Saved entries
========================================================================

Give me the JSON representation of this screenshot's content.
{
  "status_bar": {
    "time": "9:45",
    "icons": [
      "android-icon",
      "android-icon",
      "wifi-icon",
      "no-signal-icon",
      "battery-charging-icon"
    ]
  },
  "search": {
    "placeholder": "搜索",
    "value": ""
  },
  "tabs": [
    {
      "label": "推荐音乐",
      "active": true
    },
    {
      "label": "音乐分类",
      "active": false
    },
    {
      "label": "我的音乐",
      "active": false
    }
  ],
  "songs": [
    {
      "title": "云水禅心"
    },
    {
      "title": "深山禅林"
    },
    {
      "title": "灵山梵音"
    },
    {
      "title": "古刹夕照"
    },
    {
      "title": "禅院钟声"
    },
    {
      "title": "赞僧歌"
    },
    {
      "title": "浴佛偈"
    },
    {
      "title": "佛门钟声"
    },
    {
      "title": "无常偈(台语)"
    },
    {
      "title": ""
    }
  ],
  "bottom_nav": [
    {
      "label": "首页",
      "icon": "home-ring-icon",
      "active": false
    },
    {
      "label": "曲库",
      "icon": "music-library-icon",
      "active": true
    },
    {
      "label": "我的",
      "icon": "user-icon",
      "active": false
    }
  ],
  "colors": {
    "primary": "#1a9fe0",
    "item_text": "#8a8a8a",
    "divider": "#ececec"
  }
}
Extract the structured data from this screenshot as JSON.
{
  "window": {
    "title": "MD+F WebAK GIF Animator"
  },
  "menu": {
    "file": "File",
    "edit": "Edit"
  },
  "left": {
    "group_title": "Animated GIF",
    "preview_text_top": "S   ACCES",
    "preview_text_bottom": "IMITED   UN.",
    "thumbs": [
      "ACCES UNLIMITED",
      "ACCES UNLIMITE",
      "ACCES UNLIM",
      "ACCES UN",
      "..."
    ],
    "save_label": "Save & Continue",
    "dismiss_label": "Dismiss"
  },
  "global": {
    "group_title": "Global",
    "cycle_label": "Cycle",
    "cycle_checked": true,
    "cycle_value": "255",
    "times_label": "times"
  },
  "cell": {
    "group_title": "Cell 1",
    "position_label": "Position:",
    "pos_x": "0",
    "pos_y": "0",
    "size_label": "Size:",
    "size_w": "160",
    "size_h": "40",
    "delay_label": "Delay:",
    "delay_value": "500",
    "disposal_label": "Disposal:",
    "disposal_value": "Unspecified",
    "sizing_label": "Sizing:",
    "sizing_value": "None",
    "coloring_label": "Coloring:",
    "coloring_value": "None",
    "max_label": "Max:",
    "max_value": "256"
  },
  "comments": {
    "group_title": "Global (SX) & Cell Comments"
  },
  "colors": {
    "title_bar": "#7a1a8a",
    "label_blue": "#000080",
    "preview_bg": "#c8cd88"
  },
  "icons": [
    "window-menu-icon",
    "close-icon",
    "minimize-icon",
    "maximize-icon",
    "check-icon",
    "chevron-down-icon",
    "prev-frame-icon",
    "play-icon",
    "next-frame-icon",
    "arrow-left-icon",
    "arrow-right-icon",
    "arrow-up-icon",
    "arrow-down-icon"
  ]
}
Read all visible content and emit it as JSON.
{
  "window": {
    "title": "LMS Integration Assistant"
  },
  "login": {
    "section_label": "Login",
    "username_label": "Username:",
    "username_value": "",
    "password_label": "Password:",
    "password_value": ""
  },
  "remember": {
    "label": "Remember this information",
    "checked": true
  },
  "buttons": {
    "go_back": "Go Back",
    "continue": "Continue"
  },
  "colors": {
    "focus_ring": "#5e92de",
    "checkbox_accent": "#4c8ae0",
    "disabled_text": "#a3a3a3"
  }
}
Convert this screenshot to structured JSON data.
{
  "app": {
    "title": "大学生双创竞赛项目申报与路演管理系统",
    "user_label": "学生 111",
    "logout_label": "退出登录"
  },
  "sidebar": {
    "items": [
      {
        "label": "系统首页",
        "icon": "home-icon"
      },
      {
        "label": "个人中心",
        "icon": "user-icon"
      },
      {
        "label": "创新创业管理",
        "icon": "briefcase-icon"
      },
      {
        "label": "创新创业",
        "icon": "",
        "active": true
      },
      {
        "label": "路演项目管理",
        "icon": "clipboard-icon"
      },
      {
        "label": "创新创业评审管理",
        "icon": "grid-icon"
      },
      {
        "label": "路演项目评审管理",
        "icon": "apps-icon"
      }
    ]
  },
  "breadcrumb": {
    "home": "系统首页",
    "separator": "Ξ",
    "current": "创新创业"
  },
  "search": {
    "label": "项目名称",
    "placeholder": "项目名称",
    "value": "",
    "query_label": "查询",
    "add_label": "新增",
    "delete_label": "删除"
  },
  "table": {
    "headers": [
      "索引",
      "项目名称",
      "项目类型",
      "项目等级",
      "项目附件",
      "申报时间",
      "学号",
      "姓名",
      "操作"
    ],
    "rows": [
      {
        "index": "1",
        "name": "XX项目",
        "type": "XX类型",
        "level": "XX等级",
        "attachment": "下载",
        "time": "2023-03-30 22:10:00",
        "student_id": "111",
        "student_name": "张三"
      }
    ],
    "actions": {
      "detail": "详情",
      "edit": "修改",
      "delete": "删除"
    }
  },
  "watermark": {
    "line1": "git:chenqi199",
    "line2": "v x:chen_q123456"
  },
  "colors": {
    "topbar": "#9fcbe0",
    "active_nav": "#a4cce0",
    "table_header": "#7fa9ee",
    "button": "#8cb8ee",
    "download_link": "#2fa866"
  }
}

========================================================================

Problem :: Retype all of the material, keeping each line exact.

Task answer ::
Give me the JSON representation of this screenshot's content.
{
  "status_bar": {
    "time": "9:45",
    "icons": [
      "android-icon",
      "android-icon",
      "wifi-icon",
      "no-signal-icon",
      "battery-charging-icon"
    ]
  },
  "search": {
    "placeholder": "搜索",
    "value": ""
  },
  "tabs": [
    {
      "label": "推荐音乐",
      "active": true
    },
    {
      "label": "音乐分类",
      "active": false
    },
    {
      "label": "我的音乐",
      "active": false
    }
  ],
  "songs": [
    {
      "title": "云水禅心"
    },
    {
      "title": "深山禅林"
    },
    {
      "title": "灵山梵音"
    },
    {
      "title": "古刹夕照"
    },
    {
      "title": "禅院钟声"
    },
    {
      "title": "赞僧歌"
    },
    {
      "title": "浴佛偈"
    },
    {
      "title": "佛门钟声"
    },
    {
      "title": "无常偈(台语)"
    },
    {
      "title": ""
    }
  ],
  "bottom_nav": [
    {
      "label": "首页",
      "icon": "home-ring-icon",
      "active": false
    },
    {
      "label": "曲库",
      "icon": "music-library-icon",
      "active": true
    },
    {
      "label": "我的",
      "icon": "user-icon",
      "active": false
    }
  ],
  "colors": {
    "primary": "#1a9fe0",
    "item_text": "#8a8a8a",
    "divider": "#ececec"
  }
}
Extract the structured data from this screenshot as JSON.
{
  "window": {
    "title": "MD+F WebAK GIF Animator"
  },
  "menu": {
    "file": "File",
    "edit": "Edit"
  },
  "left": {
    "group_title": "Animated GIF",
    "preview_text_top": "S   ACCES",
    "preview_text_bottom": "IMITED   UN.",
    "thumbs": [
      "ACCES UNLIMITED",
      "ACCES UNLIMITE",
      "ACCES UNLIM",
      "ACCES UN",
      "..."
    ],
    "save_label": "Save & Continue",
    "dismiss_label": "Dismiss"
  },
  "global": {
    "group_title": "Global",
    "cycle_label": "Cycle",
    "cycle_checked": true,
    "cycle_value": "255",
    "times_label": "times"
  },
  "cell": {
    "group_title": "Cell 1",
    "position_label": "Position:",
    "pos_x": "0",
    "pos_y": "0",
    "size_label": "Size:",
    "size_w": "160",
    "size_h": "40",
    "delay_label": "Delay:",
    "delay_value": "500",
    "disposal_label": "Disposal:",
    "disposal_value": "Unspecified",
    "sizing_label": "Sizing:",
    "sizing_value": "None",
    "coloring_label": "Coloring:",
    "coloring_value": "None",
    "max_label": "Max:",
    "max_value": "256"
  },
  "comments": {
    "group_title": "Global (SX) & Cell Comments"
  },
  "colors": {
    "title_bar": "#7a1a8a",
    "label_blue": "#000080",
    "preview_bg": "#c8cd88"
  },
  "icons": [
    "window-menu-icon",
    "close-icon",
    "minimize-icon",
    "maximize-icon",
    "check-icon",
    "chevron-down-icon",
    "prev-frame-icon",
    "play-icon",
    "next-frame-icon",
    "arrow-left-icon",
    "arrow-right-icon",
    "arrow-up-icon",
    "arrow-down-icon"
  ]
}
Read all visible content and emit it as JSON.
{
  "window": {
    "title": "LMS Integration Assistant"
  },
  "login": {
    "section_label": "Login",
    "username_label": "Username:",
    "username_value": "",
    "password_label": "Password:",
    "password_value": ""
  },
  "remember": {
    "label": "Remember this information",
    "checked": true
  },
  "buttons": {
    "go_back": "Go Back",
    "continue": "Continue"
  },
  "colors": {
    "focus_ring": "#5e92de",
    "checkbox_accent": "#4c8ae0",
    "disabled_text": "#a3a3a3"
  }
}
Convert this screenshot to structured JSON data.
{
  "app": {
    "title": "大学生双创竞赛项目申报与路演管理系统",
    "user_label": "学生 111",
    "logout_label": "退出登录"
  },
  "sidebar": {
    "items": [
      {
        "label": "系统首页",
        "icon": "home-icon"
      },
      {
        "label": "个人中心",
        "icon": "user-icon"
      },
      {
        "label": "创新创业管理",
        "icon": "briefcase-icon"
      },
      {
        "label": "创新创业",
        "icon": "",
        "active": true
      },
      {
        "label": "路演项目管理",
        "icon": "clipboard-icon"
      },
      {
        "label": "创新创业评审管理",
        "icon": "grid-icon"
      },
      {
        "label": "路演项目评审管理",
        "icon": "apps-icon"
      }
    ]
  },
  "breadcrumb": {
    "home": "系统首页",
    "separator": "Ξ",
    "current": "创新创业"
  },
  "search": {
    "label": "项目名称",
    "placeholder": "项目名称",
    "value": "",
    "query_label": "查询",
    "add_label": "新增",
    "delete_label": "删除"
  },
  "table": {
    "headers": [
      "索引",
      "项目名称",
      "项目类型",
      "项目等级",
      "项目附件",
      "申报时间",
      "学号",
      "姓名",
      "操作"
    ],
    "rows": [
      {
        "index": "1",
        "name": "XX项目",
        "type": "XX类型",
        "level": "XX等级",
        "attachment": "下载",
        "time": "2023-03-30 22:10:00",
        "student_id": "111",
        "student_name": "张三"
      }
    ],
    "actions": {
      "detail": "详情",
      "edit": "修改",
      "delete": "删除"
    }
  },
  "watermark": {
    "line1": "git:chenqi199",
    "line2": "v x:chen_q123456"
  },
  "colors": {
    "topbar": "#9fcbe0",
    "active_nav": "#a4cce0",
    "table_header": "#7fa9ee",
    "button": "#8cb8ee",
    "download_link": "#2fa866"
  }
}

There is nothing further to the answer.